## Exercise brief:
Extract each record and reproduce it exactly.
==========
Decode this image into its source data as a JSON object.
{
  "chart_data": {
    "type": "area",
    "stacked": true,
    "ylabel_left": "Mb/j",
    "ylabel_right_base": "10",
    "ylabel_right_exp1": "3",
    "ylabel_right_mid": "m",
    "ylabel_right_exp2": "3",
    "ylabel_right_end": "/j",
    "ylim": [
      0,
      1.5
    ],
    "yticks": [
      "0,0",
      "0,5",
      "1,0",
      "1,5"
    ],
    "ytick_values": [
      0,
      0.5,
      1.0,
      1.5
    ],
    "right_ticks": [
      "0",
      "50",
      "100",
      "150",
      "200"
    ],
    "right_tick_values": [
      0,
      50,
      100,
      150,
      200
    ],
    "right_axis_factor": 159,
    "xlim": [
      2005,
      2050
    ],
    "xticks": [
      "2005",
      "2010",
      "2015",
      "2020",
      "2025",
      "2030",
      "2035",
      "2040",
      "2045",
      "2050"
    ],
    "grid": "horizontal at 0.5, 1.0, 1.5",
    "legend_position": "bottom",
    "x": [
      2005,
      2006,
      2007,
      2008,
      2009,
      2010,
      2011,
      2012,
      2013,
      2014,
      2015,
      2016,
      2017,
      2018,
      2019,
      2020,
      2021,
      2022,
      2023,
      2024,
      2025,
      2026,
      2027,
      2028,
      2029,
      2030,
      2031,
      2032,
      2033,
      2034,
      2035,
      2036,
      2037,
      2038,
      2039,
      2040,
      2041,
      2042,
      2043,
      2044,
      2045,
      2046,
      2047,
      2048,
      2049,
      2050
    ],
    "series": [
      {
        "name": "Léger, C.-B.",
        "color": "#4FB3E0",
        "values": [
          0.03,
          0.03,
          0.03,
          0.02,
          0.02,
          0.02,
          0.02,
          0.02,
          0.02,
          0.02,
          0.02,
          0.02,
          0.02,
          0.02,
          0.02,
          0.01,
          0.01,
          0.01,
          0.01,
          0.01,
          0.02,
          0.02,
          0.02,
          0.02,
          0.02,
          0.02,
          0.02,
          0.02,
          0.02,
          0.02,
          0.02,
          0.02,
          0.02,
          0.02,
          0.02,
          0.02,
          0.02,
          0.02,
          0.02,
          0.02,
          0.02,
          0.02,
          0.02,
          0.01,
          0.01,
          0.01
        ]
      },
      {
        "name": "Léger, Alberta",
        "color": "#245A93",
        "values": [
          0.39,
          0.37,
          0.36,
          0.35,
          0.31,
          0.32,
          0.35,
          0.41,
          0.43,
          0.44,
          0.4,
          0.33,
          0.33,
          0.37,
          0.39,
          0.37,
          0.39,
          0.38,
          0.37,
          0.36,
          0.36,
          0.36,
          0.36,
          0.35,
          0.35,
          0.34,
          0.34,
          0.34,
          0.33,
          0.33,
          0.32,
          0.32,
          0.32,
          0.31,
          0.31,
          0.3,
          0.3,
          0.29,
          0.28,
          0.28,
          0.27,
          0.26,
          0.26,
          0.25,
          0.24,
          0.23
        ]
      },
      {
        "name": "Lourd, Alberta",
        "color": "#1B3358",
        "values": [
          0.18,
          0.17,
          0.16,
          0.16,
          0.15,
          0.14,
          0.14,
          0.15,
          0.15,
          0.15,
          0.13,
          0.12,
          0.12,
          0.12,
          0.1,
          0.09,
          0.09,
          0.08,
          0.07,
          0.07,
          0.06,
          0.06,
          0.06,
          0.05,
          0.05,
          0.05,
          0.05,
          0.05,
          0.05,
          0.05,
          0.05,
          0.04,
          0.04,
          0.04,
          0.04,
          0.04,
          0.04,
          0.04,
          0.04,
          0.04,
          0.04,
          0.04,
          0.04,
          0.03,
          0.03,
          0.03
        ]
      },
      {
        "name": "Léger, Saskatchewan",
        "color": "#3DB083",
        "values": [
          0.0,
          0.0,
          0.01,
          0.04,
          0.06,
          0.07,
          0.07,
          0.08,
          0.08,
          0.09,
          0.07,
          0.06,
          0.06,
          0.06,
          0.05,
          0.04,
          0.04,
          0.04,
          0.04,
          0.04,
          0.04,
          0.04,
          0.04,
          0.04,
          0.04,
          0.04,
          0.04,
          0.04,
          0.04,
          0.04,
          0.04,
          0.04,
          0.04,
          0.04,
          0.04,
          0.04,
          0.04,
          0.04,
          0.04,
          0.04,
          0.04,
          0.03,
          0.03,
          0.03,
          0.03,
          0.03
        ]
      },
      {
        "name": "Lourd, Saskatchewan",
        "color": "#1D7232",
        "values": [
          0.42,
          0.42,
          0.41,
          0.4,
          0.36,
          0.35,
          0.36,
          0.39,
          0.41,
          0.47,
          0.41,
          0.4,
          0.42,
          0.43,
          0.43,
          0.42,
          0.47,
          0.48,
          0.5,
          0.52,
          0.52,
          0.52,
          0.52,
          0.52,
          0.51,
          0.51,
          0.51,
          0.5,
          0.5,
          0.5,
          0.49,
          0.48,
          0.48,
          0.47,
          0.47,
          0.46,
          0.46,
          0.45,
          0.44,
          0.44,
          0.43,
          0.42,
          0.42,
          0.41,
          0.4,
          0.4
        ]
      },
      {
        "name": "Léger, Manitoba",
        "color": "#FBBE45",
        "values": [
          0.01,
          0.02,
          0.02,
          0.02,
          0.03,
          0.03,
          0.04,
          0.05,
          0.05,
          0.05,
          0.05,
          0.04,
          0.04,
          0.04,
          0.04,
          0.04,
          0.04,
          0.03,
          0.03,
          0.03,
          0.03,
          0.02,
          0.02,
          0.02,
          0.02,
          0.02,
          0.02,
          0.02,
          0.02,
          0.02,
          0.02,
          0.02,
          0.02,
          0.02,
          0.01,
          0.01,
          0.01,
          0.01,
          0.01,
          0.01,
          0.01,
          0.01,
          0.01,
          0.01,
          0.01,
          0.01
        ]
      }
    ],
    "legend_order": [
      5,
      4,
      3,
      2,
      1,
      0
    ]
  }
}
==========
## Answer for this exercise:
Decode this image into its source data as a JSON object.
{
  "chart_data": {
    "type": "area",
    "stacked": true,
    "ylabel_left": "Mb/j",
    "ylabel_right_base": "10",
    "ylabel_right_exp1": "3",
    "ylabel_right_mid": "m",
    "ylabel_right_exp2": "3",
    "ylabel_right_end": "/j",
    "ylim": [
      0,
      1.5
    ],
    "yticks": [
      "0,0",
      "0,5",
      "1,0",
      "1,5"
    ],
    "ytick_values": [
      0,
      0.5,
      1.0,
      1.5
    ],
    "right_ticks": [
      "0",
      "50",
      "100",
      "150",
      "200"
    ],
    "right_tick_values": [
      0,
      50,
      100,
      150,
      200
    ],
    "right_axis_factor": 159,
    "xlim": [
      2005,
      2050
    ],
    "xticks": [
      "2005",
      "2010",
      "2015",
      "2020",
      "2025",
      "2030",
      "2035",
      "2040",
      "2045",
      "2050"
    ],
    "grid": "horizontal at 0.5, 1.0, 1.5",
    "legend_position": "bottom",
    "x": [
      2005,
      2006,
      2007,
      2008,
      2009,
      2010,
      2011,
      2012,
      2013,
      2014,
      2015,
      2016,
      2017,
      2018,
      2019,
      2020,
      2021,
      2022,
      2023,
      2024,
      2025,
      2026,
      2027,
      2028,
      2029,
      2030,
      2031,
      2032,
      2033,
      2034,
      2035,
      2036,
      2037,
      2038,
      2039,
      2040,
      2041,
      2042,
      2043,
      2044,
      2045,
      2046,
      2047,
      2048,
      2049,
      2050
    ],
    "series": [
      {
        "name": "Léger, C.-B.",
        "color": "#4FB3E0",
        "values": [
          0.03,
          0.03,
          0.03,
          0.02,
          0.02,
          0.02,
          0.02,
          0.02,
          0.02,
          0.02,
          0.02,
          0.02,
          0.02,
          0.02,
          0.02,
          0.01,
          0.01,
          0.01,
          0.01,
          0.01,
          0.02,
          0.02,
          0.02,
          0.02,
          0.02,
          0.02,
          0.02,
          0.02,
          0.02,
          0.02,
          0.02,
          0.02,
          0.02,
          0.02,
          0.02,
          0.02,
          0.02,
          0.02,
          0.02,
          0.02,
          0.02,
          0.02,
          0.02,
          0.01,
          0.01,
          0.01
        ]
      },
      {
        "name": "Léger, Alberta",
        "color": "#245A93",
        "values": [
          0.39,
          0.37,
          0.36,
          0.35,
          0.31,
          0.32,
          0.35,
          0.41,
          0.43,
          0.44,
          0.4,
          0.33,
          0.33,
          0.37,
          0.39,
          0.37,
          0.39,
          0.38,
          0.37,
          0.36,
          0.36,
          0.36,
          0.36,
          0.35,
          0.35,
          0.34,
          0.34,
          0.34,
          0.33,
          0.33,
          0.32,
          0.32,
          0.32,
          0.31,
          0.31,
          0.3,
          0.3,
          0.29,
          0.28,
          0.28,
          0.27,
          0.26,
          0.26,
          0.25,
          0.24,
          0.23
        ]
      },
      {
        "name": "Lourd, Alberta",
        "color": "#1B3358",
        "values": [
          0.18,
          0.17,
          0.16,
          0.16,
          0.15,
          0.14,
          0.14,
          0.15,
          0.15,
          0.15,
          0.13,
          0.12,
          0.12,
          0.12,
          0.1,
          0.09,
          0.09,
          0.08,
          0.07,
          0.07,
          0.06,
          0.06,
          0.06,
          0.05,
          0.05,
          0.05,
          0.05,
          0.05,
          0.05,
          0.05,
          0.05,
          0.04,
          0.04,
          0.04,
          0.04,
          0.04,
          0.04,
          0.04,
          0.04,
          0.04,
          0.04,
          0.04,
          0.04,
          0.03,
          0.03,
          0.03
        ]
      },
      {
        "name": "Léger, Saskatchewan",
        "color": "#3DB083",
        "values": [
          0.0,
          0.0,
          0.01,
          0.04,
          0.06,
          0.07,
          0.07,
          0.08,
          0.08,
          0.09,
          0.07,
          0.06,
          0.06,
          0.06,
          0.05,
          0.04,
          0.04,
          0.04,
          0.04,
          0.04,
          0.04,
          0.04,
          0.04,
          0.04,
          0.04,
          0.04,
          0.04,
          0.04,
          0.04,
          0.04,
          0.04,
          0.04,
          0.04,
          0.04,
          0.04,
          0.04,
          0.04,
          0.04,
          0.04,
          0.04,
          0.04,
          0.03,
          0.03,
          0.03,
          0.03,
          0.03
        ]
      },
      {
        "name": "Lourd, Saskatchewan",
        "color": "#1D7232",
        "values": [
          0.42,
          0.42,
          0.41,
          0.4,
          0.36,
          0.35,
          0.36,
          0.39,
          0.41,
          0.47,
          0.41,
          0.4,
          0.42,
          0.43,
          0.43,
          0.42,
          0.47,
          0.48,
          0.5,
          0.52,
          0.52,
          0.52,
          0.52,
          0.52,
          0.51,
          0.51,
          0.51,
          0.5,
          0.5,
          0.5,
          0.49,
          0.48,
          0.48,
          0.47,
          0.47,
          0.46,
          0.46,
          0.45,
          0.44,
          0.44,
          0.43,
          0.42,
          0.42,
          0.41,
          0.4,
          0.4
        ]
      },
      {
        "name": "Léger, Manitoba",
        "color": "#FBBE45",
        "values": [
          0.01,
          0.02,
          0.02,
          0.02,
          0.03,
          0.03,
          0.04,
          0.05,
          0.05,
          0.05,
          0.05,
          0.04,
          0.04,
          0.04,
          0.04,
          0.04,
          0.04,
          0.03,
          0.03,
          0.03,
          0.03,
          0.02,
          0.02,
          0.02,
          0.02,
          0.02,
          0.02,
          0.02,
          0.02,
          0.02,
          0.02,
          0.02,
          0.02,
          0.02,
          0.01,
          0.01,
          0.01,
          0.01,
          0.01,
          0.01,
          0.01,
          0.01,
          0.01,
          0.01,
          0.01,
          0.01
        ]
      }
    ],
    "legend_order": [
      5,
      4,
      3,
      2,
      1,
      0
    ]
  }
}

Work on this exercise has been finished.